Start of Extracted entries

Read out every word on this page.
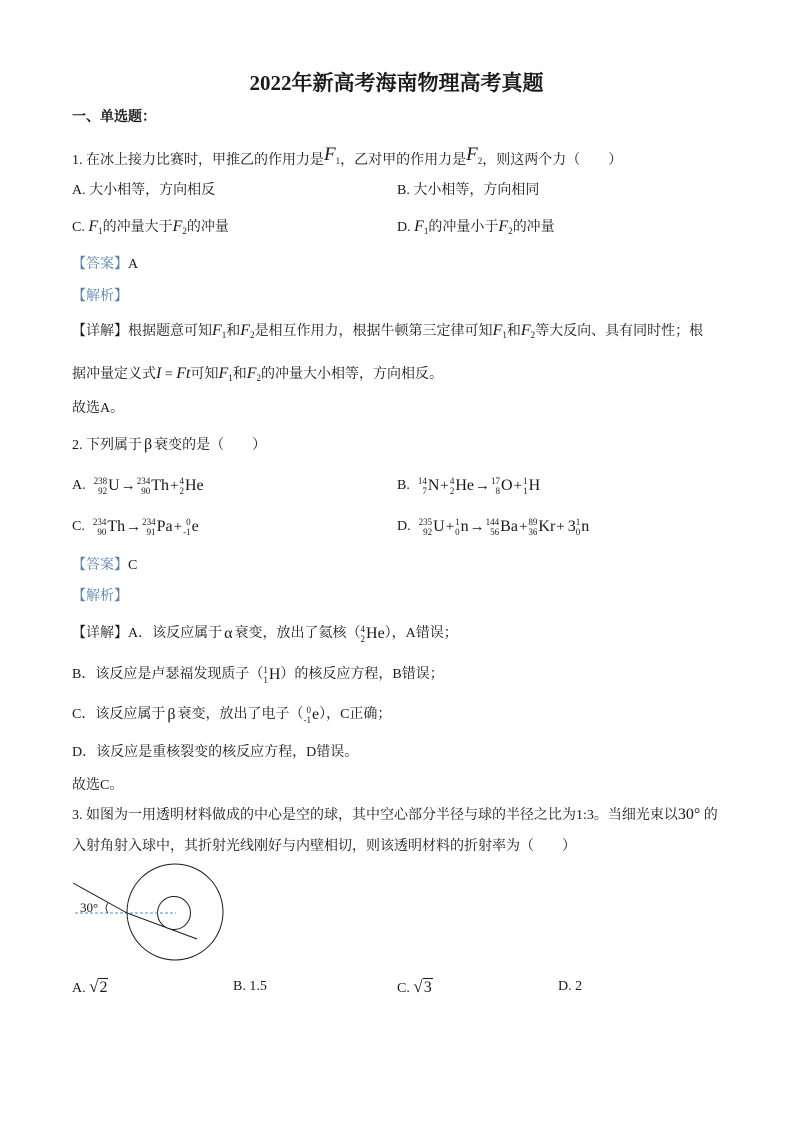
2022年新高考海南物理高考真题
一、单选题：
1. 在冰上接力比赛时，甲推乙的作用力是F1，乙对甲的作用力是F2，则这两个力（　　）
A. 大小相等，方向相反	B. 大小相等，方向相同
C. $F_1$的冲量大于$F_2$的冲量	D. $F_1$的冲量小于$F_2$的冲量
【答案】A
【解析】
【详解】根据题意可知$F_1$和$F_2$是相互作用力，根据牛顿第三定律可知$F_1$和$F_2$等大反向、具有同时性；根
据冲量定义式I = Ft可知$F_1$和$F_2$的冲量大小相等，方向相反。
故选A。
2. 下列属于 β 衰变的是（　　）
A. 238
92 U → 234
90 Th + 4
2 He	B. 14
7 N + 4
2 He → 17
8 O + 1
1 H
C. 234
90 Th → 234
91 Pa + 0
-1 e	D. 235
92 U + 1
0 n → 144
56 Ba + 89
36 Kr + 3 1
0 n
【答案】C
【解析】
【详解】 A．该反应属于 α 衰变，放出了氦核（ 4
2 He ），A错误；
B．该反应是卢瑟福发现质子（ 1
1 H ）的核反应方程，B错误；
C．该反应属于 β 衰变，放出了电子（ 0
-1 e ），C正确；
D．该反应是重核裂变的核反应方程，D错误。
故选C。
3. 如图为一用透明材料做成的中心是空的球，其中空心部分半径与球的半径之比为1:3。当细光束以30° 的
入射角射入球中，其折射光线刚好与内壁相切，则该透明材料的折射率为（　　）
30°
A. √2	B. 1.5	C. √3	D. 2
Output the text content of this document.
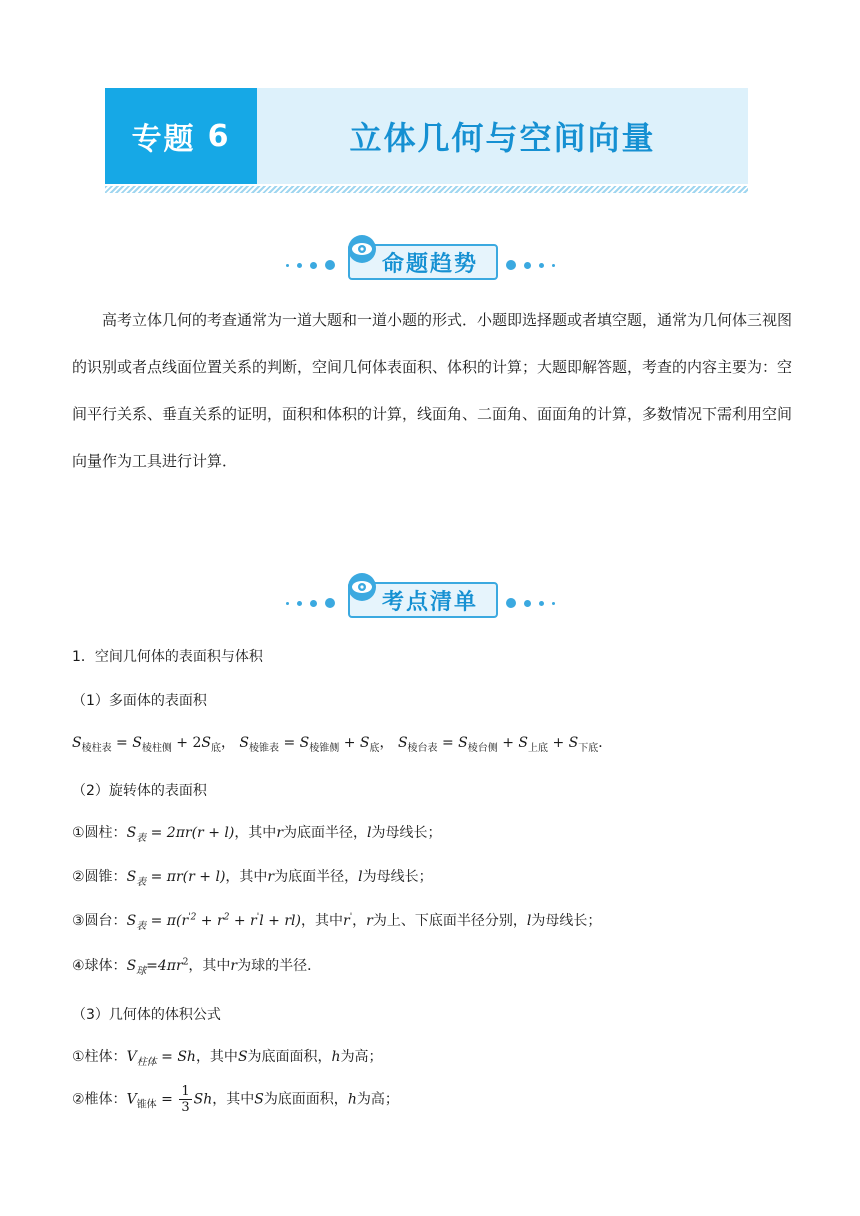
专题 6	立体几何与空间向量
命题趋势

高考立体几何的考查通常为一道大题和一道小题的形式．小题即选择题或者填空题，通常为几何体三视图的识别或者点线面位置关系的判断，空间几何体表面积、体积的计算；大题即解答题，考查的内容主要为：空间平行关系、垂直关系的证明，面积和体积的计算，线面角、二面角、面面角的计算，多数情况下需利用空间向量作为工具进行计算．

考点清单
1．空间几何体的表面积与体积
（1）多面体的表面积
$S_{棱柱表} = S_{棱柱侧} + 2S_底$， $S_{棱锥表} = S_{棱锥侧} + S_底$， $S_{棱台表} = S_{棱台侧} + S_{上底} + S_{下底}$．
（2）旋转体的表面积
①圆柱：$S_表 = 2\pi r(r + l)$，其中r为底面半径，l为母线长；
②圆锥：$S_表 = \pi r(r + l)$，其中r为底面半径，l为母线长；
③圆台：$S_表 = \pi(r^{'2} + r^2 + r'l + rl)$，其中r'，r为上、下底面半径分别，l为母线长；
④球体：$S_球=4\pi r^2$，其中r为球的半径．
（3）几何体的体积公式
①柱体：$V_{柱体} = Sh$，其中S为底面面积，h为高；
②椎体：$V_{锥体} = \frac{1}{3}$ Sh，其中S为底面面积，h为高；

End of Extracted entries

**Short problem**
Return each line with "其中S为底面面积".

**Written answer**
①柱体：$V_{柱体} = Sh$，其中S为底面面积，h为高；
②椎体：$V_{锥体} = \frac{1}{3}$ Sh，其中S为底面面积，h为高；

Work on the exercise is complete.